Collected data entries:
--*--

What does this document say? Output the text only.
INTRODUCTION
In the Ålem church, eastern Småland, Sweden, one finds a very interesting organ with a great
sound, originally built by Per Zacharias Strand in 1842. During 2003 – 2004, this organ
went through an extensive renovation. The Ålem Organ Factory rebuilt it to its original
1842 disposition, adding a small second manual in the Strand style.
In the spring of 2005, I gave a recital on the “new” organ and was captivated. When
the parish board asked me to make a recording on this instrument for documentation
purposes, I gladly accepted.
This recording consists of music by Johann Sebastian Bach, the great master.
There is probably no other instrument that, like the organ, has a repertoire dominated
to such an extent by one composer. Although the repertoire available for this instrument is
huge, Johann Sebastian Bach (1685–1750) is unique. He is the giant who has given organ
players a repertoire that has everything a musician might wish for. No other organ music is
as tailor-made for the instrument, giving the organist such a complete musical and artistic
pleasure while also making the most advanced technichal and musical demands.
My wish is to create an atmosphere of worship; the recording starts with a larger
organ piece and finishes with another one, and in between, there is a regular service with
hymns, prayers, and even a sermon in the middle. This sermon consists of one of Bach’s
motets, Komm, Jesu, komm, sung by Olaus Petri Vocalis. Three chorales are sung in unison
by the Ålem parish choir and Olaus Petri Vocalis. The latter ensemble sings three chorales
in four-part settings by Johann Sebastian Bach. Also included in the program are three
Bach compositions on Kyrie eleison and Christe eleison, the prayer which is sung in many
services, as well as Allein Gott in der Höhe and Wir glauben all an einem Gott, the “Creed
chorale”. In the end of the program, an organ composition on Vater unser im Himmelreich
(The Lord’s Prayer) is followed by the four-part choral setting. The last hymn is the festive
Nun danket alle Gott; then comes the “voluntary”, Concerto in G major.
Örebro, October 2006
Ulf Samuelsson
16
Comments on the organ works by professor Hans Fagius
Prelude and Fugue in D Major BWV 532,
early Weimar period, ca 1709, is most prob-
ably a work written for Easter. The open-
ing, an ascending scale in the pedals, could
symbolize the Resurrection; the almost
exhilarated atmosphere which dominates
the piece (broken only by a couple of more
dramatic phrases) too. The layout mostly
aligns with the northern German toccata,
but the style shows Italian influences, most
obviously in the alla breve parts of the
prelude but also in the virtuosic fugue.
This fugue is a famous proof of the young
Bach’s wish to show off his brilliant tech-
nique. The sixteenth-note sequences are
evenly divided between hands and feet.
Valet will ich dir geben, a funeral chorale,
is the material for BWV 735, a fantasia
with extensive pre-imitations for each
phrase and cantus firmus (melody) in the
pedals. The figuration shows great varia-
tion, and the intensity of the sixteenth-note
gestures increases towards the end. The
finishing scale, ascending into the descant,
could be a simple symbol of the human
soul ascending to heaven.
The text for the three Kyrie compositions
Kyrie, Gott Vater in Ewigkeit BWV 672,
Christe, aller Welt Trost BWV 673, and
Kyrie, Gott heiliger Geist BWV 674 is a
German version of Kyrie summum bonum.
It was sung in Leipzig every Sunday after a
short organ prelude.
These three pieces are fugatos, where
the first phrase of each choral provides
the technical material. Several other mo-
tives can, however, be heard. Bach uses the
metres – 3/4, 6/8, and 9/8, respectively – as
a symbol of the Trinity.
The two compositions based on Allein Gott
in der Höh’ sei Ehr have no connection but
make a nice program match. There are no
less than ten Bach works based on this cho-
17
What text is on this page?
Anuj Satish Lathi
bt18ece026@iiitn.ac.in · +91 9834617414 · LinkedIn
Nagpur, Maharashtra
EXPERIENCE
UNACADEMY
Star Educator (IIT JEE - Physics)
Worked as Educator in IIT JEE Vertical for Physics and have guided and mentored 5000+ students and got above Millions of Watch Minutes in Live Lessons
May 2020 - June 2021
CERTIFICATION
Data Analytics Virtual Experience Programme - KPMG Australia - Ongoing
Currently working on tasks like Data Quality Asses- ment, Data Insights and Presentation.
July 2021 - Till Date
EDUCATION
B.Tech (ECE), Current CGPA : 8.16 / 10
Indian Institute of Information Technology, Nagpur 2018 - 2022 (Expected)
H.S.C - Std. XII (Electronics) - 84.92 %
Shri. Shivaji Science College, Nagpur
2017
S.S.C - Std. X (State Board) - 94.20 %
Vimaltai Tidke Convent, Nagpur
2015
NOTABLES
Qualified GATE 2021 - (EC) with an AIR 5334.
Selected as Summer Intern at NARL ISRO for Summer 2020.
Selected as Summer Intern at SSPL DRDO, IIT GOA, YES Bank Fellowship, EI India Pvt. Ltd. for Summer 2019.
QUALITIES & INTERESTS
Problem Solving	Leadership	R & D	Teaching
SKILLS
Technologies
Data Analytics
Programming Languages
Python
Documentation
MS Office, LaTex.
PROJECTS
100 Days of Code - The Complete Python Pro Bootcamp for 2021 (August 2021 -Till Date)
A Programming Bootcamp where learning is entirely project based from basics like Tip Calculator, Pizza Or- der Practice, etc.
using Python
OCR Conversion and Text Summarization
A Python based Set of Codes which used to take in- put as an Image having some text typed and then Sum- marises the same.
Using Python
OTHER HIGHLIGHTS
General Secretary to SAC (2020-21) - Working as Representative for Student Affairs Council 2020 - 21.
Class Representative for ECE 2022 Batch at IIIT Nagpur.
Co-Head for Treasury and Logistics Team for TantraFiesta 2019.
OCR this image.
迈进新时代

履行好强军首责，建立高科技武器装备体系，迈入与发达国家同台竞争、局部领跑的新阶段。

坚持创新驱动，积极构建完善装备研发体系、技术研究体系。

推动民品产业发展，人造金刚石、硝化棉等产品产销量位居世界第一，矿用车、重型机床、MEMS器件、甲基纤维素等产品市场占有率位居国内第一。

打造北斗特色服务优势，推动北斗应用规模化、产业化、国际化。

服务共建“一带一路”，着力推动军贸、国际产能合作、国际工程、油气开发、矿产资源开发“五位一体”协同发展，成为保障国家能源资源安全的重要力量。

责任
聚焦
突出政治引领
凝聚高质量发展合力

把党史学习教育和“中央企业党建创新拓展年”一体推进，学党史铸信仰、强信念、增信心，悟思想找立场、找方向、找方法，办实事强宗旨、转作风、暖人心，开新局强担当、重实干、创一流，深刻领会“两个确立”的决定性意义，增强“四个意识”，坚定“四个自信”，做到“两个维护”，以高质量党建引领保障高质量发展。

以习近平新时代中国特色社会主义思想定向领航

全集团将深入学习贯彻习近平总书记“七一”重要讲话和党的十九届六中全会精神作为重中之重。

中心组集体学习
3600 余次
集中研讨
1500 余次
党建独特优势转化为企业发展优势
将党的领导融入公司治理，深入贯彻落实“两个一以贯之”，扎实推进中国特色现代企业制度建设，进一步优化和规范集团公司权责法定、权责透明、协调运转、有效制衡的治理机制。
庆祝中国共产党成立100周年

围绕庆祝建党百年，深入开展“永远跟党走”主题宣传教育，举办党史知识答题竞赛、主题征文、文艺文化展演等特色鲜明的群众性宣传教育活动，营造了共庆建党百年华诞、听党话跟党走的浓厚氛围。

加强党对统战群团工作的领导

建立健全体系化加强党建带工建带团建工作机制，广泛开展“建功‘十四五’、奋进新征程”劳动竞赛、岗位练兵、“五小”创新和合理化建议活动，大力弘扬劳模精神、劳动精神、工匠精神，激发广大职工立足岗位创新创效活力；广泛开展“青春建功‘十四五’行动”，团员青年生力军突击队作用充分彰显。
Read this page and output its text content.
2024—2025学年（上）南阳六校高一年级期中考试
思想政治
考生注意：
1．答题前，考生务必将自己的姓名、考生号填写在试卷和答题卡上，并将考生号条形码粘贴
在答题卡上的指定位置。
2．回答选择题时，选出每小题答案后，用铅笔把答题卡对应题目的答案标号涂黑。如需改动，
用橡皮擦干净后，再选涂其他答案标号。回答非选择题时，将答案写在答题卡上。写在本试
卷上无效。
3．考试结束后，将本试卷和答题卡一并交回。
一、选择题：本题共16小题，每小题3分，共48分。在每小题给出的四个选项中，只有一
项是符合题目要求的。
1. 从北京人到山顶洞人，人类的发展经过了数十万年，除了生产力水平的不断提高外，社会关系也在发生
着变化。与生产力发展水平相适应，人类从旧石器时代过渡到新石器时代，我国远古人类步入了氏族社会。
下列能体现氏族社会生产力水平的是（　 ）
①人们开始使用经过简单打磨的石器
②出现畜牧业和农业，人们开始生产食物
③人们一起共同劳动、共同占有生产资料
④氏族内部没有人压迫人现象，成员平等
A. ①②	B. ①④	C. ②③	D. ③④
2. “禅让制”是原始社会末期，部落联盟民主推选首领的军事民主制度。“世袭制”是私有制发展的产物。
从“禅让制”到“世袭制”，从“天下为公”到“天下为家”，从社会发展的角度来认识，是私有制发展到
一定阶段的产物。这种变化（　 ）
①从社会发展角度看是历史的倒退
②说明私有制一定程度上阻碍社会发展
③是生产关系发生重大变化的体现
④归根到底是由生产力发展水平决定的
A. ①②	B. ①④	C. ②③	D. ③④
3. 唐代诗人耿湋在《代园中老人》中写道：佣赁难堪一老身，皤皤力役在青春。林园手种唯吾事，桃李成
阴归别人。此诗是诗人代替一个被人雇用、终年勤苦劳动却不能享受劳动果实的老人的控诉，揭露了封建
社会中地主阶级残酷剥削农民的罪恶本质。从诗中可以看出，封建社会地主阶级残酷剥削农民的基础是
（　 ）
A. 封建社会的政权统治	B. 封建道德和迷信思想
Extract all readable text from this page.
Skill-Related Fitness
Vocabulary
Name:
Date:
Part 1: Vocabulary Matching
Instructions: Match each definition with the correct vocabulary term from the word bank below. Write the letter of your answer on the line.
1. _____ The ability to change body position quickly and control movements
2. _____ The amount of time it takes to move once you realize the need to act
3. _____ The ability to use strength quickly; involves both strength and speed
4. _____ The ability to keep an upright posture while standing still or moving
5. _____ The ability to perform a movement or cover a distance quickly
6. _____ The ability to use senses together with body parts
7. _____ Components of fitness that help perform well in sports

--*--

Pick out the lines that have the word "with". Copy them all.

> **FINAL RESULT**:
In the Ålem church, eastern Småland, Sweden, one finds a very interesting organ with a great
My wish is to create an atmosphere of worship; the recording starts with a larger
organ piece and finishes with another one, and in between, there is a regular service with
aligns with the northern German toccata,
with extensive pre-imitations for each
Qualified GATE 2021 - (EC) with an AIR 5334.
Instructions: Match each definition with the correct vocabulary term from the word bank below. Write the letter of your answer on the line.
6. _____ The ability to use senses together with body parts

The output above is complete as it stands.